• [Data supplied]
= = = = =

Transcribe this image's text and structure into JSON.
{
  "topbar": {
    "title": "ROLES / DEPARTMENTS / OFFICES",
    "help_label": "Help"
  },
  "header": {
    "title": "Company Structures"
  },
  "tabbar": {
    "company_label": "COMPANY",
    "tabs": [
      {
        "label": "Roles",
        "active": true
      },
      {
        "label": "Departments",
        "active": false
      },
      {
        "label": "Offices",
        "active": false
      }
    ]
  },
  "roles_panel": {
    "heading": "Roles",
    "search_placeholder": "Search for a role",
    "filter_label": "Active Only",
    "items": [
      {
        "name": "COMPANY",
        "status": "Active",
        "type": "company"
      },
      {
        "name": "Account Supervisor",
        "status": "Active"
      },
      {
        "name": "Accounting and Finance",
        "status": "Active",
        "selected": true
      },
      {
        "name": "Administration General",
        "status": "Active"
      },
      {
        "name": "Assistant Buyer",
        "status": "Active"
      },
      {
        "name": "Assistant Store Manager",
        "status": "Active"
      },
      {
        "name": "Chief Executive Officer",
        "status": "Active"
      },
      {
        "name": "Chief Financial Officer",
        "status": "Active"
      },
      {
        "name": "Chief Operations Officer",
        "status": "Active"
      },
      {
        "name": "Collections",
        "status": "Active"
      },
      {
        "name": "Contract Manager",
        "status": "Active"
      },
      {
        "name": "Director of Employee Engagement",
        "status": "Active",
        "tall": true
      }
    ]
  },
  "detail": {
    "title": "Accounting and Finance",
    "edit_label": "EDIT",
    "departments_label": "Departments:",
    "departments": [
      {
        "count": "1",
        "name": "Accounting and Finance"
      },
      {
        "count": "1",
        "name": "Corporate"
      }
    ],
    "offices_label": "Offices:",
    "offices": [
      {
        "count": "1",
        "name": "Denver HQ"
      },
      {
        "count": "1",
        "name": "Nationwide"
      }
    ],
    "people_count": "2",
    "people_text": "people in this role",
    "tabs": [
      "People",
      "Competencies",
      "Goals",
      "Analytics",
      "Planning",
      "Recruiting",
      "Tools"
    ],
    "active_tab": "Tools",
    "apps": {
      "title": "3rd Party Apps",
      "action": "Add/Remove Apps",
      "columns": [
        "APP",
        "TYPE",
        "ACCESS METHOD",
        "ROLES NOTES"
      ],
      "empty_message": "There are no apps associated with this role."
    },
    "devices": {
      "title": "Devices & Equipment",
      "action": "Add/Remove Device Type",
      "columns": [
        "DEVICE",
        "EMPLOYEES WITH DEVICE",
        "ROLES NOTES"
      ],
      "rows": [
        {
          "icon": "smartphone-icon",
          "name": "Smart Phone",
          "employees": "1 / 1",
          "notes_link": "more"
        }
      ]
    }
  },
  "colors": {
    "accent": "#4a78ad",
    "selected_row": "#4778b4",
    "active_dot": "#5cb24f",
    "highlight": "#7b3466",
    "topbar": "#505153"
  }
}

= = = = =

• [Task to carry out]
From the records above, pick out and copy each line holding the word "true".

• [Completed exercise]
        "active": true
        "selected": true
        "tall": true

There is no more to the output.